Required work: Extract from the listing each line in which the word "спортивного" appears.

Dataset items
********************

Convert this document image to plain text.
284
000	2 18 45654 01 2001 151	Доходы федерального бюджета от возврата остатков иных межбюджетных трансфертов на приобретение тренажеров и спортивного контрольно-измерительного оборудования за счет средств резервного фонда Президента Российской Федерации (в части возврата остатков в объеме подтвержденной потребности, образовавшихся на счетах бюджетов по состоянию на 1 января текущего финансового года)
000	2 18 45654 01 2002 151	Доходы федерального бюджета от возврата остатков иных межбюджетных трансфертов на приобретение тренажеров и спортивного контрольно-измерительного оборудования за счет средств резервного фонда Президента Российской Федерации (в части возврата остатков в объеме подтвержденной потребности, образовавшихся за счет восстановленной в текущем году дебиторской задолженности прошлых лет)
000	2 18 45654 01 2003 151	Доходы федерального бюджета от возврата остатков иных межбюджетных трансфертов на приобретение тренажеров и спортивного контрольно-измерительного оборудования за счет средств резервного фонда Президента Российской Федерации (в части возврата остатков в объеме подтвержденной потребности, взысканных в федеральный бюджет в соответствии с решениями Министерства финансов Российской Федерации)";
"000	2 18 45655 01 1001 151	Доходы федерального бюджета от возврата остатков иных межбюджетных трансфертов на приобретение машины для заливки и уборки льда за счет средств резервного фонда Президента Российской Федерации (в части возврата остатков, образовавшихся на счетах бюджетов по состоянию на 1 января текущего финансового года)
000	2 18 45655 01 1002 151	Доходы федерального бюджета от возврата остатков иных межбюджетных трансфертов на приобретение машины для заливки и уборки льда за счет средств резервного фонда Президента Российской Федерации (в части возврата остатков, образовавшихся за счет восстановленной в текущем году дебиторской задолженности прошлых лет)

********************

Output for this task:
000	2 18 45654 01 2001 151	Доходы федерального бюджета от возврата остатков иных межбюджетных трансфертов на приобретение тренажеров и спортивного контрольно-измерительного оборудования за счет средств резервного фонда Президента Российской Федерации (в части возврата остатков в объеме подтвержденной потребности, образовавшихся на счетах бюджетов по состоянию на 1 января текущего финансового года)
000	2 18 45654 01 2002 151	Доходы федерального бюджета от возврата остатков иных межбюджетных трансфертов на приобретение тренажеров и спортивного контрольно-измерительного оборудования за счет средств резервного фонда Президента Российской Федерации (в части возврата остатков в объеме подтвержденной потребности, образовавшихся за счет восстановленной в текущем году дебиторской задолженности прошлых лет)
000	2 18 45654 01 2003 151	Доходы федерального бюджета от возврата остатков иных межбюджетных трансфертов на приобретение тренажеров и спортивного контрольно-измерительного оборудования за счет средств резервного фонда Президента Российской Федерации (в части возврата остатков в объеме подтвержденной потребности, взысканных в федеральный бюджет в соответствии с решениями Министерства финансов Российской Федерации)";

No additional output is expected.